### Challenge
Retype the listing that follows, exactly as written.

++++ Information provided ++++

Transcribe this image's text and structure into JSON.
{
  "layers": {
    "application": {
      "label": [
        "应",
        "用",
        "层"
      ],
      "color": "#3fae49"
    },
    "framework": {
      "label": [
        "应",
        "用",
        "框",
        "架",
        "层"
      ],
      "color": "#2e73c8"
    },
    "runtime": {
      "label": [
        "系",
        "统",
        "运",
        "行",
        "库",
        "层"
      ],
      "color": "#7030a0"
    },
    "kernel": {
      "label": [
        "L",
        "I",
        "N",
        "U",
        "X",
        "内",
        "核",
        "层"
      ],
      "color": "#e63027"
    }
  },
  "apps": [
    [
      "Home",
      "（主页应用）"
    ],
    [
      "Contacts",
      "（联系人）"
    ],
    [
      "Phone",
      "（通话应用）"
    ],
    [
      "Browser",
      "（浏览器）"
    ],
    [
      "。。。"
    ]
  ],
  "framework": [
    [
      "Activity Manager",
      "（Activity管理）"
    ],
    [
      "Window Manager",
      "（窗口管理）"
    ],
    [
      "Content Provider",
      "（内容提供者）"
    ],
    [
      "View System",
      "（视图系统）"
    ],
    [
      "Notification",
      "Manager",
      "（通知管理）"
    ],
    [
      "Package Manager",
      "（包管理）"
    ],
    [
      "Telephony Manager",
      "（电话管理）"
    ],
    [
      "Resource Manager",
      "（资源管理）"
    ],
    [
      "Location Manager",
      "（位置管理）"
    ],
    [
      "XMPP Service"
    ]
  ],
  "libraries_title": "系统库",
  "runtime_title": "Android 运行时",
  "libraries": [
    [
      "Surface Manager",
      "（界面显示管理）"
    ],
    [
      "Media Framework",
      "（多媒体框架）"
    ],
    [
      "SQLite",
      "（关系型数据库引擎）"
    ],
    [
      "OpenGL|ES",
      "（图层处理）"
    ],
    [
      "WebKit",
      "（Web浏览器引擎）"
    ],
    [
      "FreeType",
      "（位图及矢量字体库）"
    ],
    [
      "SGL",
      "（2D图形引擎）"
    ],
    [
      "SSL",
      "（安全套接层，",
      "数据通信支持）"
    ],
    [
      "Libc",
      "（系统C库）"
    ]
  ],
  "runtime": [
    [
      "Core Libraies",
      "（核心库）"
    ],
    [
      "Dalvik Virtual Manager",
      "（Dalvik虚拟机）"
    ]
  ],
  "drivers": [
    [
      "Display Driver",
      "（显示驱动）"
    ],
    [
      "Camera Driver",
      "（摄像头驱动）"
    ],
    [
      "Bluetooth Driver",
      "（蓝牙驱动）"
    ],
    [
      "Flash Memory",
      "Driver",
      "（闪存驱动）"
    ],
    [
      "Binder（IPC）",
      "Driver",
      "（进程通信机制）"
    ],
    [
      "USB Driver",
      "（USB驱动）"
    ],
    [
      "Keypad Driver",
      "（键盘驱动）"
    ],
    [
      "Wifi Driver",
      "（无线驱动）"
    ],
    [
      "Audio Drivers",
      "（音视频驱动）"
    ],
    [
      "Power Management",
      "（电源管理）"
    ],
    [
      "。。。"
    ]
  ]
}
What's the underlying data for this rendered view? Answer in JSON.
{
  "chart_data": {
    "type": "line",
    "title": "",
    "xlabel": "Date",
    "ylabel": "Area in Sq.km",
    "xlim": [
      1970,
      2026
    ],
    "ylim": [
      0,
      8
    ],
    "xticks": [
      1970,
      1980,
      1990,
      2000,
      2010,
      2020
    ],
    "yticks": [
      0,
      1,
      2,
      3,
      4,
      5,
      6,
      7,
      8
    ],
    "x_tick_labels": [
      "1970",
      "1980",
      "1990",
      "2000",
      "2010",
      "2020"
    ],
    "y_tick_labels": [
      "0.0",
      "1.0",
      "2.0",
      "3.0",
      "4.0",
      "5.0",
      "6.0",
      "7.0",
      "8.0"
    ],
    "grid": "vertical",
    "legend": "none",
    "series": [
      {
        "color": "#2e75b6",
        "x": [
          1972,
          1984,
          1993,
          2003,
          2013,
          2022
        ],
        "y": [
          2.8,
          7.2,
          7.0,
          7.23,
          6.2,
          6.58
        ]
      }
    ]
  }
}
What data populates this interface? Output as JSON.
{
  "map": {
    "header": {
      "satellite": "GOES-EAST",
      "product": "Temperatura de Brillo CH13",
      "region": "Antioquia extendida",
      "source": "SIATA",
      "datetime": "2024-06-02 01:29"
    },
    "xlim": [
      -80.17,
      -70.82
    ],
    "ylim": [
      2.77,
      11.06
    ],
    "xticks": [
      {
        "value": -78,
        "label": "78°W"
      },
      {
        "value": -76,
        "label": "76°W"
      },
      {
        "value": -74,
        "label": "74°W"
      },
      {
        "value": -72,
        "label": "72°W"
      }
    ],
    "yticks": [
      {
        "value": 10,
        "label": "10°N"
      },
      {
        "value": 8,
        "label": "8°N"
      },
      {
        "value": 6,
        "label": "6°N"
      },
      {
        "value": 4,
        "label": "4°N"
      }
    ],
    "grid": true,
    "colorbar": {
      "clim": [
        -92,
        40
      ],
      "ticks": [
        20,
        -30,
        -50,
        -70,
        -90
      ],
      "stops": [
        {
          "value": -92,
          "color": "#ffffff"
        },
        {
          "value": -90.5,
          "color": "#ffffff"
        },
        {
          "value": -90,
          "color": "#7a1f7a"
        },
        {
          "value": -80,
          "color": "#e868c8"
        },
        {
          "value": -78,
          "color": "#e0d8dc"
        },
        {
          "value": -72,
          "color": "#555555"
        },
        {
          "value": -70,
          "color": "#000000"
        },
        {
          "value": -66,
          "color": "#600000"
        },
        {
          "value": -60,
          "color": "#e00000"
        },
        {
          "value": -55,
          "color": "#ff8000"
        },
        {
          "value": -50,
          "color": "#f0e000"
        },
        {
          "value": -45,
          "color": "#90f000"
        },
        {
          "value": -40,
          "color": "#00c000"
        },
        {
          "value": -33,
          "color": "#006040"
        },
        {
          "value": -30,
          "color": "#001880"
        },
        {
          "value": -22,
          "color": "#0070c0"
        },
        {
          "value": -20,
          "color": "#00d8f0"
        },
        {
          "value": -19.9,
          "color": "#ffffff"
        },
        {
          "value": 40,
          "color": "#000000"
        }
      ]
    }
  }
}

++++

### Reply to the task
Transcribe this image's text and structure into JSON.
{
  "layers": {
    "application": {
      "label": [
        "应",
        "用",
        "层"
      ],
      "color": "#3fae49"
    },
    "framework": {
      "label": [
        "应",
        "用",
        "框",
        "架",
        "层"
      ],
      "color": "#2e73c8"
    },
    "runtime": {
      "label": [
        "系",
        "统",
        "运",
        "行",
        "库",
        "层"
      ],
      "color": "#7030a0"
    },
    "kernel": {
      "label": [
        "L",
        "I",
        "N",
        "U",
        "X",
        "内",
        "核",
        "层"
      ],
      "color": "#e63027"
    }
  },
  "apps": [
    [
      "Home",
      "（主页应用）"
    ],
    [
      "Contacts",
      "（联系人）"
    ],
    [
      "Phone",
      "（通话应用）"
    ],
    [
      "Browser",
      "（浏览器）"
    ],
    [
      "。。。"
    ]
  ],
  "framework": [
    [
      "Activity Manager",
      "（Activity管理）"
    ],
    [
      "Window Manager",
      "（窗口管理）"
    ],
    [
      "Content Provider",
      "（内容提供者）"
    ],
    [
      "View System",
      "（视图系统）"
    ],
    [
      "Notification",
      "Manager",
      "（通知管理）"
    ],
    [
      "Package Manager",
      "（包管理）"
    ],
    [
      "Telephony Manager",
      "（电话管理）"
    ],
    [
      "Resource Manager",
      "（资源管理）"
    ],
    [
      "Location Manager",
      "（位置管理）"
    ],
    [
      "XMPP Service"
    ]
  ],
  "libraries_title": "系统库",
  "runtime_title": "Android 运行时",
  "libraries": [
    [
      "Surface Manager",
      "（界面显示管理）"
    ],
    [
      "Media Framework",
      "（多媒体框架）"
    ],
    [
      "SQLite",
      "（关系型数据库引擎）"
    ],
    [
      "OpenGL|ES",
      "（图层处理）"
    ],
    [
      "WebKit",
      "（Web浏览器引擎）"
    ],
    [
      "FreeType",
      "（位图及矢量字体库）"
    ],
    [
      "SGL",
      "（2D图形引擎）"
    ],
    [
      "SSL",
      "（安全套接层，",
      "数据通信支持）"
    ],
    [
      "Libc",
      "（系统C库）"
    ]
  ],
  "runtime": [
    [
      "Core Libraies",
      "（核心库）"
    ],
    [
      "Dalvik Virtual Manager",
      "（Dalvik虚拟机）"
    ]
  ],
  "drivers": [
    [
      "Display Driver",
      "（显示驱动）"
    ],
    [
      "Camera Driver",
      "（摄像头驱动）"
    ],
    [
      "Bluetooth Driver",
      "（蓝牙驱动）"
    ],
    [
      "Flash Memory",
      "Driver",
      "（闪存驱动）"
    ],
    [
      "Binder（IPC）",
      "Driver",
      "（进程通信机制）"
    ],
    [
      "USB Driver",
      "（USB驱动）"
    ],
    [
      "Keypad Driver",
      "（键盘驱动）"
    ],
    [
      "Wifi Driver",
      "（无线驱动）"
    ],
    [
      "Audio Drivers",
      "（音视频驱动）"
    ],
    [
      "Power Management",
      "（电源管理）"
    ],
    [
      "。。。"
    ]
  ]
}
What's the underlying data for this rendered view? Answer in JSON.
{
  "chart_data": {
    "type": "line",
    "title": "",
    "xlabel": "Date",
    "ylabel": "Area in Sq.km",
    "xlim": [
      1970,
      2026
    ],
    "ylim": [
      0,
      8
    ],
    "xticks": [
      1970,
      1980,
      1990,
      2000,
      2010,
      2020
    ],
    "yticks": [
      0,
      1,
      2,
      3,
      4,
      5,
      6,
      7,
      8
    ],
    "x_tick_labels": [
      "1970",
      "1980",
      "1990",
      "2000",
      "2010",
      "2020"
    ],
    "y_tick_labels": [
      "0.0",
      "1.0",
      "2.0",
      "3.0",
      "4.0",
      "5.0",
      "6.0",
      "7.0",
      "8.0"
    ],
    "grid": "vertical",
    "legend": "none",
    "series": [
      {
        "color": "#2e75b6",
        "x": [
          1972,
          1984,
          1993,
          2003,
          2013,
          2022
        ],
        "y": [
          2.8,
          7.2,
          7.0,
          7.23,
          6.2,
          6.58
        ]
      }
    ]
  }
}
What data populates this interface? Output as JSON.
{
  "map": {
    "header": {
      "satellite": "GOES-EAST",
      "product": "Temperatura de Brillo CH13",
      "region": "Antioquia extendida",
      "source": "SIATA",
      "datetime": "2024-06-02 01:29"
    },
    "xlim": [
      -80.17,
      -70.82
    ],
    "ylim": [
      2.77,
      11.06
    ],
    "xticks": [
      {
        "value": -78,
        "label": "78°W"
      },
      {
        "value": -76,
        "label": "76°W"
      },
      {
        "value": -74,
        "label": "74°W"
      },
      {
        "value": -72,
        "label": "72°W"
      }
    ],
    "yticks": [
      {
        "value": 10,
        "label": "10°N"
      },
      {
        "value": 8,
        "label": "8°N"
      },
      {
        "value": 6,
        "label": "6°N"
      },
      {
        "value": 4,
        "label": "4°N"
      }
    ],
    "grid": true,
    "colorbar": {
      "clim": [
        -92,
        40
      ],
      "ticks": [
        20,
        -30,
        -50,
        -70,
        -90
      ],
      "stops": [
        {
          "value": -92,
          "color": "#ffffff"
        },
        {
          "value": -90.5,
          "color": "#ffffff"
        },
        {
          "value": -90,
          "color": "#7a1f7a"
        },
        {
          "value": -80,
          "color": "#e868c8"
        },
        {
          "value": -78,
          "color": "#e0d8dc"
        },
        {
          "value": -72,
          "color": "#555555"
        },
        {
          "value": -70,
          "color": "#000000"
        },
        {
          "value": -66,
          "color": "#600000"
        },
        {
          "value": -60,
          "color": "#e00000"
        },
        {
          "value": -55,
          "color": "#ff8000"
        },
        {
          "value": -50,
          "color": "#f0e000"
        },
        {
          "value": -45,
          "color": "#90f000"
        },
        {
          "value": -40,
          "color": "#00c000"
        },
        {
          "value": -33,
          "color": "#006040"
        },
        {
          "value": -30,
          "color": "#001880"
        },
        {
          "value": -22,
          "color": "#0070c0"
        },
        {
          "value": -20,
          "color": "#00d8f0"
        },
        {
          "value": -19.9,
          "color": "#ffffff"
        },
        {
          "value": 40,
          "color": "#000000"
        }
      ]
    }
  }
}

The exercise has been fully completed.